(Passage provided)

※ ※ ※

I have a dataframe ranges from 2016 to 2019, shows the production numbers of a commodity in everyday. I have set the time as index and have converted it to date_time format.
Time #Produced products 2016-03-26 274 .... 2017-03-26 123 2017-02-27 245 .... 2018-03-26 282 .... 2019-03-23 296
Now, I would like to find the average daily production over these years, But in a way that is aware of the weekdays. So, since we have 52 weeks in a year, the output indexes will be: 1st Monday, 1st Tuesday,...., 52nd Saturday, 52nd Sunday. For each index, it should find the mean of the produced numbers over the years 2016-2019.
I guess that I should use something such as groupby month and groupby dayofweek I do not know how to implement it. Could you please guide me?
What you can do is add another column to the dataframe using the apply
function and a helper function -
*this helper function assumes that all entries in the Time
column are in the python datetime
format
def helper(my_date_time):
week_list = ['Monday', 'Tuesday', 'Wednesday', 'Thursday', 'Friday', 'Saturday','Sunday']
week_number = my_date_time.isocalendar()[1]
week_day = week_list[my_date_time.isocalendar()[2] - 1]
return (week_day + str(week_number))
Once you have the helper function you can modify your dataframe to include the weekday and week number in another column-
df['week_number_day'] = df['Time'].apply(helper)
then you can use this to find the mean values you needed
grouped_df = df.groupby("week_number_day")
mean_df = grouped_df.mean()
mean_df = mean_df.reset_index()
print(mean_df)

※ ※ ※

(Written task)
In the forum thread about averaging daily production, which function does the reply use to add the new column to the dataframe? These items come from a different source than the forum thread.

※ ※ ※

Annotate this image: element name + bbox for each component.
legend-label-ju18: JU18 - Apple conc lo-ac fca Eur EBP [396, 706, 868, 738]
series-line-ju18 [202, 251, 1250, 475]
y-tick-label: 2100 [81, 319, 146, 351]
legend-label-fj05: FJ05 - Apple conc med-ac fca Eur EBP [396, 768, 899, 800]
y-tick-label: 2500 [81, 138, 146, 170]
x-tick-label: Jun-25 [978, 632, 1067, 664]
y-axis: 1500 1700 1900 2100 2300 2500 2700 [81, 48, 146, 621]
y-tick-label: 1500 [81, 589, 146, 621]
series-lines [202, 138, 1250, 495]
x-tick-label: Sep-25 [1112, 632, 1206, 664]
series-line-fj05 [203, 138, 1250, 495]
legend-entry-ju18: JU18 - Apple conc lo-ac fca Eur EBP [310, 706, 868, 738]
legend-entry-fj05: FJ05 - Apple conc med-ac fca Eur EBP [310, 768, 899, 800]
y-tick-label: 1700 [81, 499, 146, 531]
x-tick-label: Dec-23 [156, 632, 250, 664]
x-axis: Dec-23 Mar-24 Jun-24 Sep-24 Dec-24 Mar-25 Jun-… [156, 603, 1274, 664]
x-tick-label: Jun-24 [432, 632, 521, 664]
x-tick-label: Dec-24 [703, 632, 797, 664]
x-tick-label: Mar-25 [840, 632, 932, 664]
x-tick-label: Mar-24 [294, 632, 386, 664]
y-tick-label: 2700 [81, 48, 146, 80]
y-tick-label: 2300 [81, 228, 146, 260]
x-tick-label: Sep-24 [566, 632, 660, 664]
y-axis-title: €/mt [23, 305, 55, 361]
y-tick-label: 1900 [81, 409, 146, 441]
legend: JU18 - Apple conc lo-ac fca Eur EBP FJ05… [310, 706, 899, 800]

※ ※ ※

(Written answer)
The apply function, with a helper function.